===== Recorded information

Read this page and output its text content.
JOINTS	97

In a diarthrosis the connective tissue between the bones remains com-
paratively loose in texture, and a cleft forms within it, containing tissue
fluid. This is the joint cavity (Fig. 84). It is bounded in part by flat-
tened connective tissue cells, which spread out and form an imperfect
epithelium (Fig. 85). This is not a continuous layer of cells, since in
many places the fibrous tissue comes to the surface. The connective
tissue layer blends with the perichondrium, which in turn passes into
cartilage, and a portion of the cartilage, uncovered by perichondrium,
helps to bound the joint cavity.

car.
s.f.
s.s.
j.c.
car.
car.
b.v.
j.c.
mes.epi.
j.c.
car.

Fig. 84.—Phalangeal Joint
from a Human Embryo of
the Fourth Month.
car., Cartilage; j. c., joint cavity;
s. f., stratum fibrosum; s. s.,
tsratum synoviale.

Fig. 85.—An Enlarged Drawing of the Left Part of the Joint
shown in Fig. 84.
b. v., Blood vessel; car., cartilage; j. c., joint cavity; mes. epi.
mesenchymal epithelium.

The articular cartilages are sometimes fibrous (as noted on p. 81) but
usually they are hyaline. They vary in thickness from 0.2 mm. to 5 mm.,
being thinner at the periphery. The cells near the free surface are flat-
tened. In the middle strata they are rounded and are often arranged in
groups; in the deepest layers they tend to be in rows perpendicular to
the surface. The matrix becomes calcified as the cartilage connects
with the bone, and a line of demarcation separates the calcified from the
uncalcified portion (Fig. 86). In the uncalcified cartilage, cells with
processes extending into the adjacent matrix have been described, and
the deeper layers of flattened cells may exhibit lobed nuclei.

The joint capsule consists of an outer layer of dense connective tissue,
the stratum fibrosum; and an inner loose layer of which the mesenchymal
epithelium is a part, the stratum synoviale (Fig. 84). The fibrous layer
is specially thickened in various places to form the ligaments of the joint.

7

==========

◆ **Work instructions**
For each line of the entries that includes "stratum", show that line.

◆ **Output for this exercise**
s. f., stratum fibrosum; s. s.,
the stratum fibrosum; and an inner loose layer of which the mesenchymal
epithelium is a part, the stratum synoviale (Fig. 84). The fibrous layer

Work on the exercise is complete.